■ Job
Read the listing below and copy out every line that holds "this".

■ Given records
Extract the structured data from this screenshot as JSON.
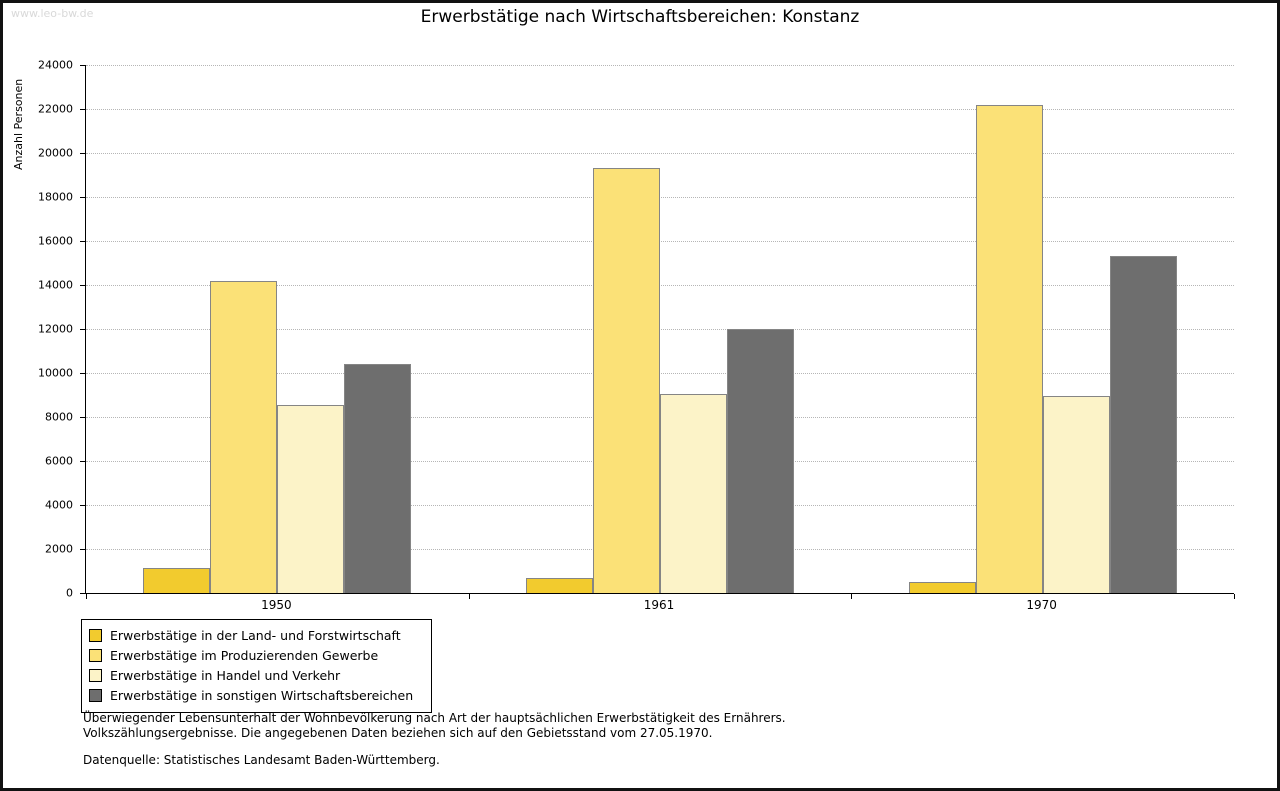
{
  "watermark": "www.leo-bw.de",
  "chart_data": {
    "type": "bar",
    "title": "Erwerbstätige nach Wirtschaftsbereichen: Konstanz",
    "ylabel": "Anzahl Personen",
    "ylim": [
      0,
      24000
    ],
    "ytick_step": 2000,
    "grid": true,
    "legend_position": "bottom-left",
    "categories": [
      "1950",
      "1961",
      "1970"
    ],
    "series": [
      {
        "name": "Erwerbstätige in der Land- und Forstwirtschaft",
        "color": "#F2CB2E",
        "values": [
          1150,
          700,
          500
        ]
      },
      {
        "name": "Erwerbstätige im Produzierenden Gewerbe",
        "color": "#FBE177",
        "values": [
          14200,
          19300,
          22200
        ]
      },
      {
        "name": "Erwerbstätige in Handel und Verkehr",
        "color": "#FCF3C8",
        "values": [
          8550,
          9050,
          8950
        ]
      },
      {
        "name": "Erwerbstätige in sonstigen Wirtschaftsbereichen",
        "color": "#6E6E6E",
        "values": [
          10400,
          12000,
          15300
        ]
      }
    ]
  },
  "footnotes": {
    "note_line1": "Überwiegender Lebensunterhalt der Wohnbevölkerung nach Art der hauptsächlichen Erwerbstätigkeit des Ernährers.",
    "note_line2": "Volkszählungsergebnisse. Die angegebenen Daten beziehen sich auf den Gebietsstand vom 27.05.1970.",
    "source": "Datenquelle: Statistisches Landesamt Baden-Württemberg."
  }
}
* * *
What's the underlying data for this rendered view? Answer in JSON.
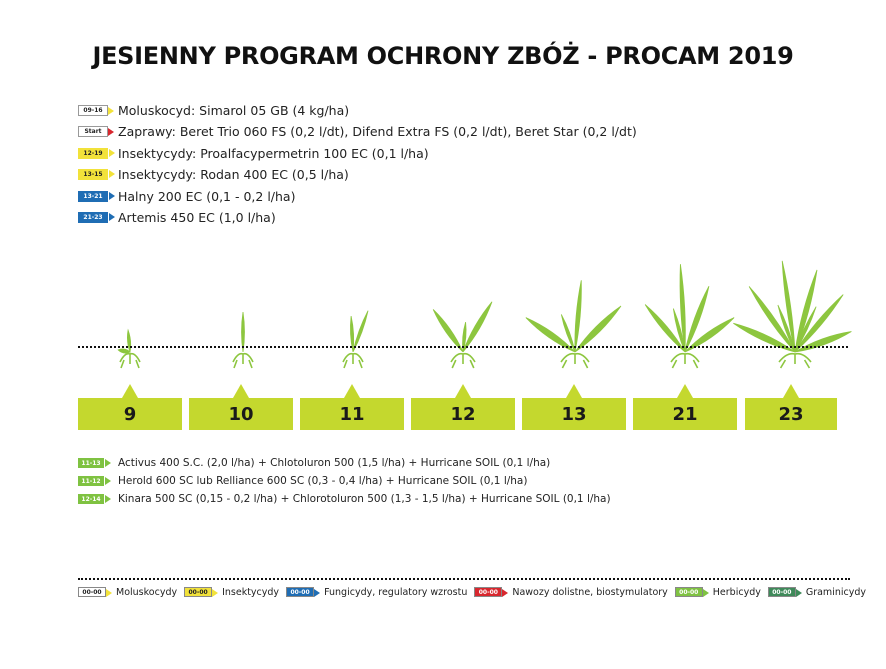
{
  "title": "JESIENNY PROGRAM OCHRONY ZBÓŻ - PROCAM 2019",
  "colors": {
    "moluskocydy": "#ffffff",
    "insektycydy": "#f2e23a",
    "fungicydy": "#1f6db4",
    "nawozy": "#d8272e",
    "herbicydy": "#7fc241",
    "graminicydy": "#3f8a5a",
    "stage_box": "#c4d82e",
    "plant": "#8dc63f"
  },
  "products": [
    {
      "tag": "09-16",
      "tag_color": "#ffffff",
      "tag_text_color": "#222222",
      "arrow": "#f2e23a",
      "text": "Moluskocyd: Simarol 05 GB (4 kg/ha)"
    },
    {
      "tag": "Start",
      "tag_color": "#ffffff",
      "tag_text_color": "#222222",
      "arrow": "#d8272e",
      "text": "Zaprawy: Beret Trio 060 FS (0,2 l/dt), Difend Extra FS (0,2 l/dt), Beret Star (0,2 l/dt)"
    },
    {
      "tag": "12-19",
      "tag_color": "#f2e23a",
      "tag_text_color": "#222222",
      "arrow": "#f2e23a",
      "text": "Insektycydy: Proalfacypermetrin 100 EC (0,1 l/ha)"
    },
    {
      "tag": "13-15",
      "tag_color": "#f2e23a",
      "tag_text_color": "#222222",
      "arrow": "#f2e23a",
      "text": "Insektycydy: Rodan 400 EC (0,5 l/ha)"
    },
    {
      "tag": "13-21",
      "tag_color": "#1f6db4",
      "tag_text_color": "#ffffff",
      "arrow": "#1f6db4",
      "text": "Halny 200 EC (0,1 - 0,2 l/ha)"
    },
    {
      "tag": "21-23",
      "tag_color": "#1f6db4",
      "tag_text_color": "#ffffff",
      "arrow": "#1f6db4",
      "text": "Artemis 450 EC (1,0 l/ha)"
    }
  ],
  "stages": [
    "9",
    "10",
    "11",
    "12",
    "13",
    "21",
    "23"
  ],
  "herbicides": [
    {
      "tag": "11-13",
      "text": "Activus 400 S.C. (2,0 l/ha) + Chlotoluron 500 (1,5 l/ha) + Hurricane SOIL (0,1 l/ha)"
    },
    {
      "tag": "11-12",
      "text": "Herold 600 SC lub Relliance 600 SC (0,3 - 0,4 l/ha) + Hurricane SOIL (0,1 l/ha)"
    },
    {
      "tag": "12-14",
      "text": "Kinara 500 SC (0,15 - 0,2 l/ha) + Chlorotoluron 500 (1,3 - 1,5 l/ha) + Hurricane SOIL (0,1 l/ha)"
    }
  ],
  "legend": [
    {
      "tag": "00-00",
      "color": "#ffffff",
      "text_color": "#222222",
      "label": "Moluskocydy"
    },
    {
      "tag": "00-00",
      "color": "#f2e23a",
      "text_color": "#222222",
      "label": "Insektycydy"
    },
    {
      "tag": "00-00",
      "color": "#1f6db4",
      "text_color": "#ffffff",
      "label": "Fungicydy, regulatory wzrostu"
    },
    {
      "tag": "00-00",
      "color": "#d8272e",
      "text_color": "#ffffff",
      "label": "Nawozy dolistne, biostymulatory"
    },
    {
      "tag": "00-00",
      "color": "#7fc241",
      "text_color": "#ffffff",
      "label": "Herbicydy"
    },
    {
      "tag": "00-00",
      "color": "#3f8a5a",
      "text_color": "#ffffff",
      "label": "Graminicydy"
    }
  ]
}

■ Right answer
Extract the structured data from this screenshot as JSON.
What's the underlying data for this rendered view? Answer in JSON.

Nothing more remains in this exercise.